Set problem:
Leave out every picture, and output exactly the lines from the line containing "What does this" through the last line of the data.

[Recorded data]
--------

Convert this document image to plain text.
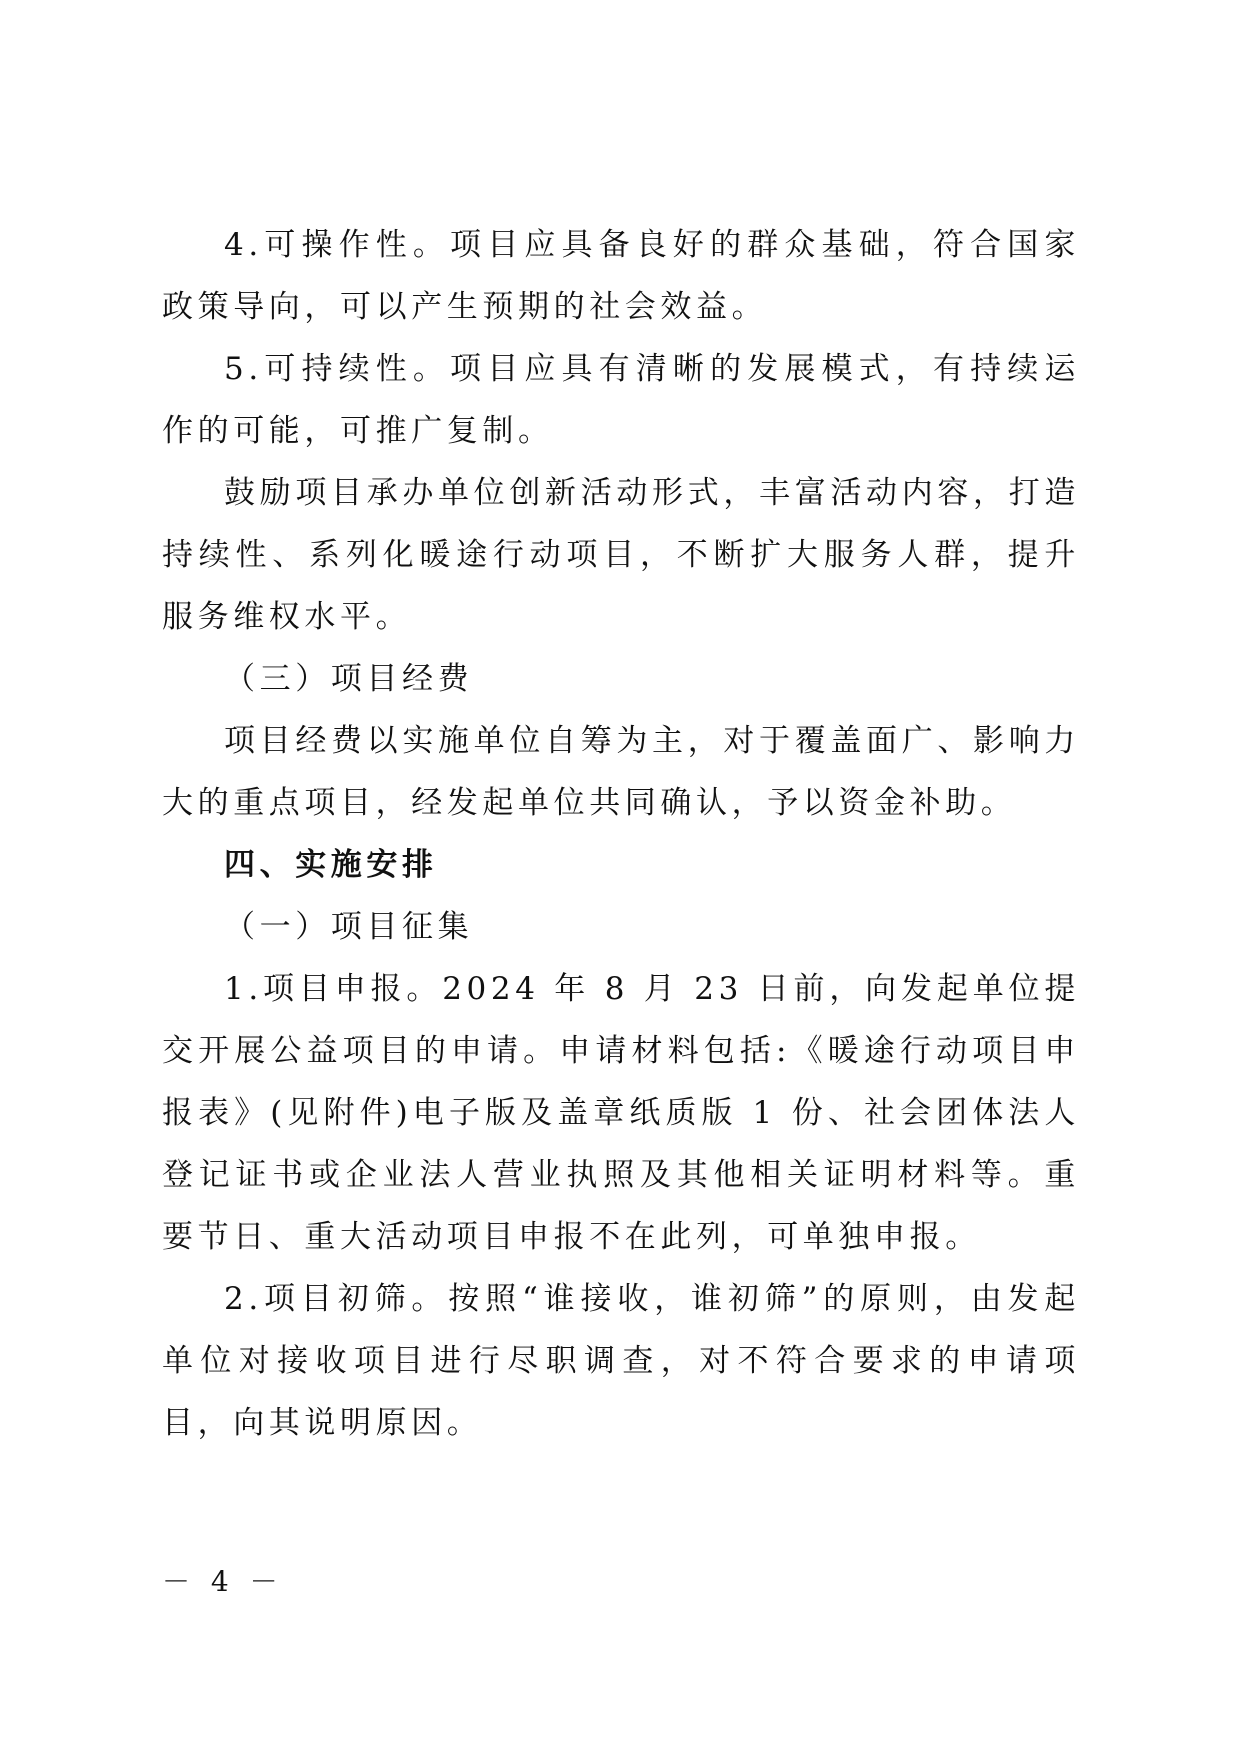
4.可操作性。项目应具备良好的群众基础，符合国家政策导向，可以产生预期的社会效益。

5.可持续性。项目应具有清晰的发展模式，有持续运作的可能，可推广复制。

鼓励项目承办单位创新活动形式，丰富活动内容，打造持续性、系列化暖途行动项目，不断扩大服务人群，提升服务维权水平。

（三）项目经费

项目经费以实施单位自筹为主，对于覆盖面广、影响力大的重点项目，经发起单位共同确认，予以资金补助。

四、实施安排

（一）项目征集

1.项目申报。2024 年 8 月 23 日前，向发起单位提交开展公益项目的申请。申请材料包括:《暖途行动项目申报表》(见附件)电子版及盖章纸质版 1 份、社会团体法人登记证书或企业法人营业执照及其他相关证明材料等。重要节日、重大活动项目申报不在此列，可单独申报。

2.项目初筛。按照“谁接收，谁初筛”的原则，由发起单位对接收项目进行尽职调查，对不符合要求的申请项目，向其说明原因。

－ 4 －
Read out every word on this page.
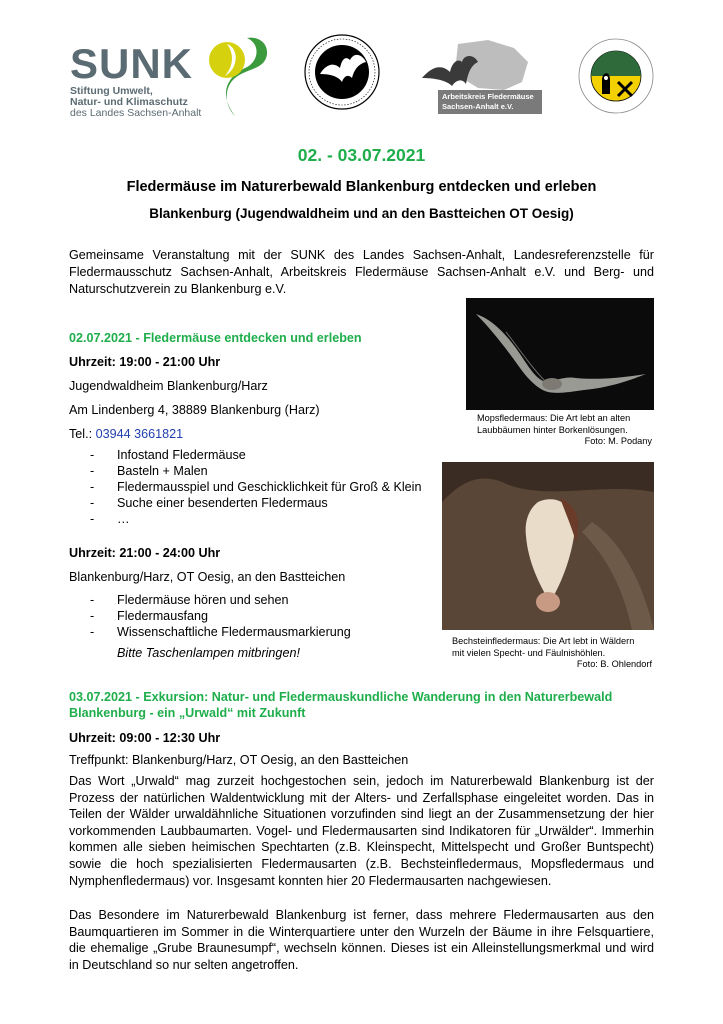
SUNK
Stiftung Umwelt,
Natur- und Klimaschutz
des Landes Sachsen-Anhalt
Arbeitskreis Fledermäuse
Sachsen-Anhalt e.V.
02. - 03.07.2021
Fledermäuse im Naturerbewald Blankenburg entdecken und erleben
Blankenburg (Jugendwaldheim und an den Bastteichen OT Oesig)
Gemeinsame Veranstaltung mit der SUNK des Landes Sachsen-Anhalt, Landesreferenzstelle für Fledermausschutz Sachsen-Anhalt, Arbeitskreis Fledermäuse Sachsen-Anhalt e.V. und Berg- und Naturschutzverein zu Blankenburg e.V.
02.07.2021 - Fledermäuse entdecken und erleben
Uhrzeit: 19:00 - 21:00 Uhr
Jugendwaldheim Blankenburg/Harz
Am Lindenberg 4, 38889 Blankenburg (Harz)
Tel.: 03944 3661821
- Infostand Fledermäuse
- Basteln + Malen
- Fledermausspiel und Geschicklichkeit für Groß & Klein
- Suche einer besenderten Fledermaus
- …
Uhrzeit: 21:00 - 24:00 Uhr
Blankenburg/Harz, OT Oesig, an den Bastteichen
- Fledermäuse hören und sehen
- Fledermausfang
- Wissenschaftliche Fledermausmarkierung
Bitte Taschenlampen mitbringen!
Mopsfledermaus: Die Art lebt an alten
Laubbäumen hinter Borkenlösungen.
Foto: M. Podany
Bechsteinfledermaus: Die Art lebt in Wäldern
mit vielen Specht- und Fäulnishöhlen.
Foto: B. Ohlendorf
03.07.2021 - Exkursion: Natur- und Fledermauskundliche Wanderung in den Naturerbewald Blankenburg - ein „Urwald“ mit Zukunft
Uhrzeit: 09:00 - 12:30 Uhr
Treffpunkt: Blankenburg/Harz, OT Oesig, an den Bastteichen
Das Wort „Urwald“ mag zurzeit hochgestochen sein, jedoch im Naturerbewald Blankenburg ist der Prozess der natürlichen Waldentwicklung mit der Alters- und Zerfallsphase eingeleitet worden. Das in Teilen der Wälder urwaldähnliche Situationen vorzufinden sind liegt an der Zusammensetzung der hier vorkommenden Laubbaumarten. Vogel- und Fledermausarten sind Indikatoren für „Urwälder“. Immerhin kommen alle sieben heimischen Spechtarten (z.B. Kleinspecht, Mittelspecht und Großer Buntspecht) sowie die hoch spezialisierten Fledermausarten (z.B. Bechsteinfledermaus, Mopsfledermaus und Nymphenfledermaus) vor. Insgesamt konnten hier 20 Fledermausarten nachgewiesen.
Das Besondere im Naturerbewald Blankenburg ist ferner, dass mehrere Fledermausarten aus den Baumquartieren im Sommer in die Winterquartiere unter den Wurzeln der Bäume in ihre Felsquartiere, die ehemalige „Grube Braunesumpf“, wechseln können. Dieses ist ein Alleinstellungsmerkmal und wird in Deutschland so nur selten angetroffen.
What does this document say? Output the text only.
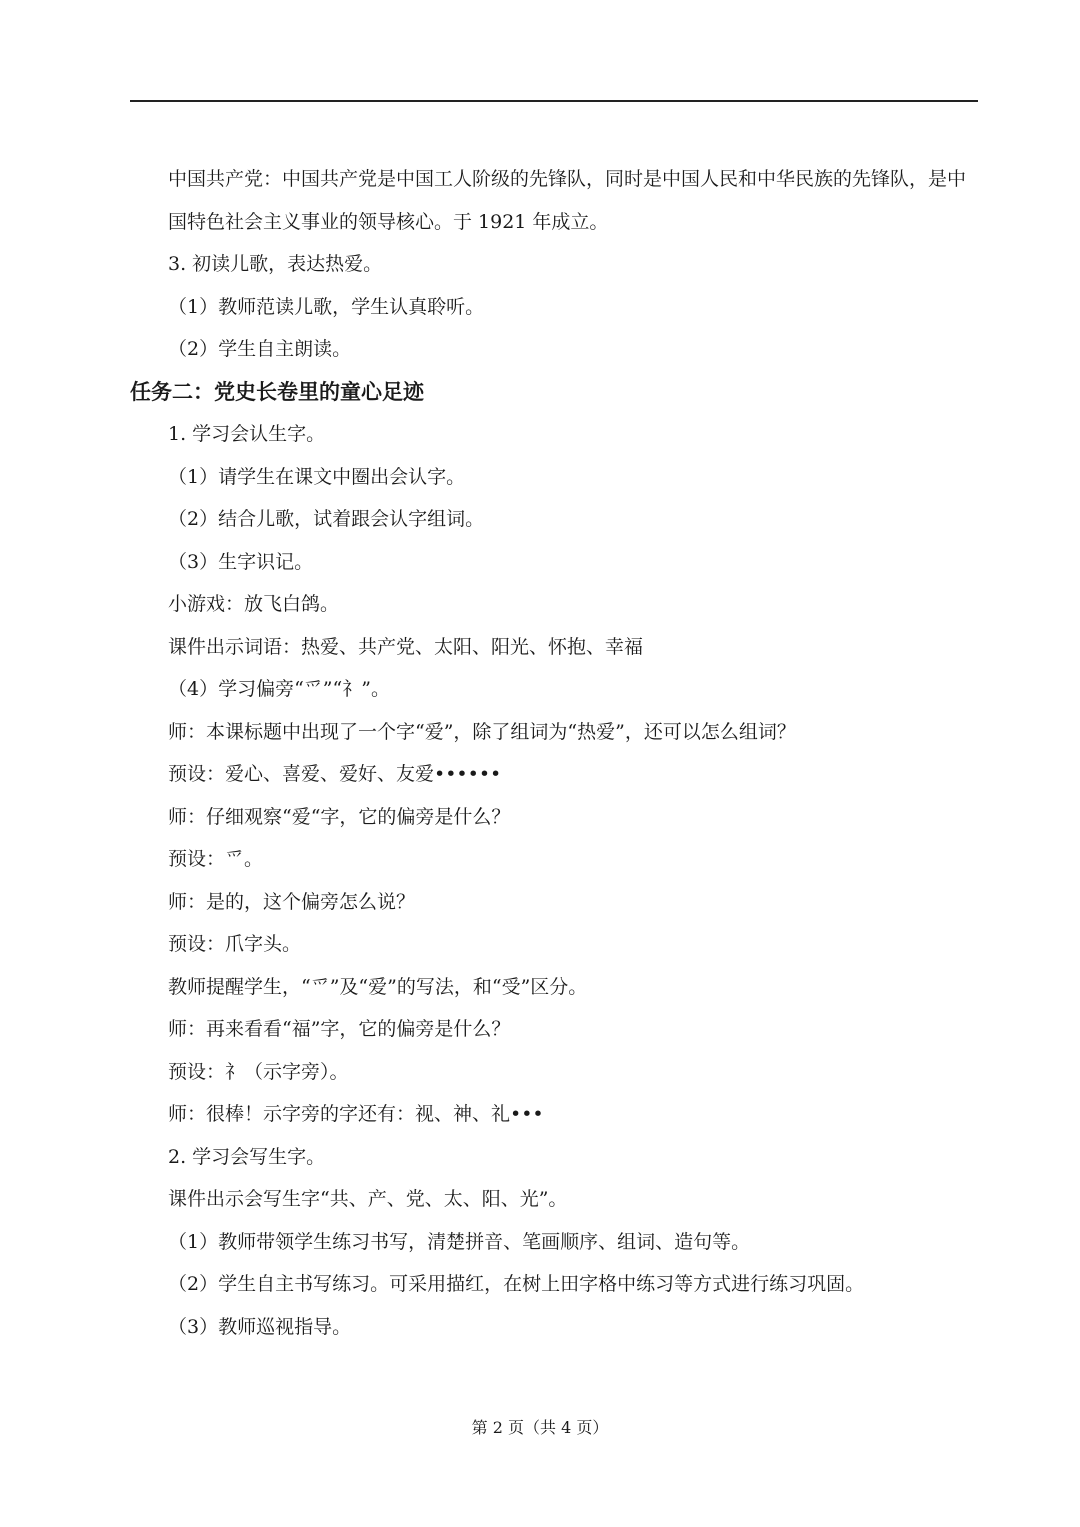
中国共产党：中国共产党是中国工人阶级的先锋队，同时是中国人民和中华民族的先锋队，是中国特色社会主义事业的领导核心。于 1921 年成立。
3. 初读儿歌，表达热爱。
（1）教师范读儿歌，学生认真聆听。
（2）学生自主朗读。
任务二：党史长卷里的童心足迹
1. 学习会认生字。
（1）请学生在课文中圈出会认字。
（2）结合儿歌，试着跟会认字组词。
（3）生字识记。
小游戏：放飞白鸽。
课件出示词语：热爱、共产党、太阳、阳光、怀抱、幸福
（4）学习偏旁“爫”“礻”。
师：本课标题中出现了一个字“爱”，除了组词为“热爱”，还可以怎么组词？
预设：爱心、喜爱、爱好、友爱••••••
师：仔细观察“爱“字，它的偏旁是什么？
预设：爫。
师：是的，这个偏旁怎么说？
预设：爪字头。
教师提醒学生，“爫”及“爱”的写法，和“受”区分。
师：再来看看“福”字，它的偏旁是什么？
预设：礻（示字旁）。
师：很棒！示字旁的字还有：视、神、礼•••
2. 学习会写生字。
课件出示会写生字“共、产、党、太、阳、光”。
（1）教师带领学生练习书写，清楚拼音、笔画顺序、组词、造句等。
（2）学生自主书写练习。可采用描红，在树上田字格中练习等方式进行练习巩固。
（3）教师巡视指导。
第 2 页（共 4 页）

--------

Output for this task:
What does this document say? Output the text only.
中国共产党：中国共产党是中国工人阶级的先锋队，同时是中国人民和中华民族的先锋队，是中国特色社会主义事业的领导核心。于 1921 年成立。
3. 初读儿歌，表达热爱。
（1）教师范读儿歌，学生认真聆听。
（2）学生自主朗读。
任务二：党史长卷里的童心足迹
1. 学习会认生字。
（1）请学生在课文中圈出会认字。
（2）结合儿歌，试着跟会认字组词。
（3）生字识记。
小游戏：放飞白鸽。
课件出示词语：热爱、共产党、太阳、阳光、怀抱、幸福
（4）学习偏旁“爫”“礻”。
师：本课标题中出现了一个字“爱”，除了组词为“热爱”，还可以怎么组词？
预设：爱心、喜爱、爱好、友爱••••••
师：仔细观察“爱“字，它的偏旁是什么？
预设：爫。
师：是的，这个偏旁怎么说？
预设：爪字头。
教师提醒学生，“爫”及“爱”的写法，和“受”区分。
师：再来看看“福”字，它的偏旁是什么？
预设：礻（示字旁）。
师：很棒！示字旁的字还有：视、神、礼•••
2. 学习会写生字。
课件出示会写生字“共、产、党、太、阳、光”。
（1）教师带领学生练习书写，清楚拼音、笔画顺序、组词、造句等。
（2）学生自主书写练习。可采用描红，在树上田字格中练习等方式进行练习巩固。
（3）教师巡视指导。
第 2 页（共 4 页）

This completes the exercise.